◆ WHAT THE TASK ASKS:
The records are to be copied word for word, and the pictures dropped.

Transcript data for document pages
==============================
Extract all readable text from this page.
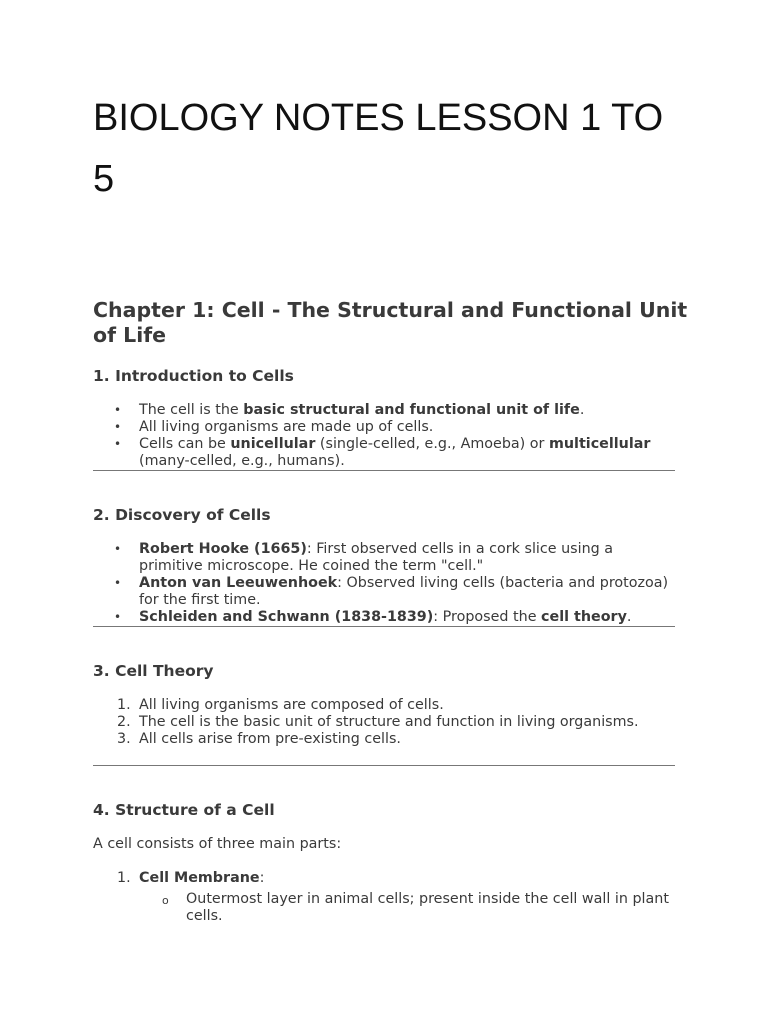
BIOLOGY NOTES LESSON 1 TO 5
Chapter 1: Cell - The Structural and Functional Unit of Life
1. Introduction to Cells
• The cell is the basic structural and functional unit of life.
• All living organisms are made up of cells.
• Cells can be unicellular (single-celled, e.g., Amoeba) or multicellular (many-celled, e.g., humans).
2. Discovery of Cells
• Robert Hooke (1665): First observed cells in a cork slice using a primitive microscope. He coined the term "cell."
• Anton van Leeuwenhoek: Observed living cells (bacteria and protozoa) for the first time.
• Schleiden and Schwann (1838-1839): Proposed the cell theory.
3. Cell Theory
1. All living organisms are composed of cells.
2. The cell is the basic unit of structure and function in living organisms.
3. All cells arise from pre-existing cells.
4. Structure of a Cell

A cell consists of three main parts:

1. Cell Membrane:
o Outermost layer in animal cells; present inside the cell wall in plant cells.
==============================
◆ OUTPUT FOR THIS EXERCISE:
Extract all readable text from this page.
BIOLOGY NOTES LESSON 1 TO 5
Chapter 1: Cell - The Structural and Functional Unit of Life
1. Introduction to Cells
• The cell is the basic structural and functional unit of life.
• All living organisms are made up of cells.
• Cells can be unicellular (single-celled, e.g., Amoeba) or multicellular (many-celled, e.g., humans).
2. Discovery of Cells
• Robert Hooke (1665): First observed cells in a cork slice using a primitive microscope. He coined the term "cell."
• Anton van Leeuwenhoek: Observed living cells (bacteria and protozoa) for the first time.
• Schleiden and Schwann (1838-1839): Proposed the cell theory.
3. Cell Theory
1. All living organisms are composed of cells.
2. The cell is the basic unit of structure and function in living organisms.
3. All cells arise from pre-existing cells.
4. Structure of a Cell

A cell consists of three main parts:

1. Cell Membrane:
o Outermost layer in animal cells; present inside the cell wall in plant cells.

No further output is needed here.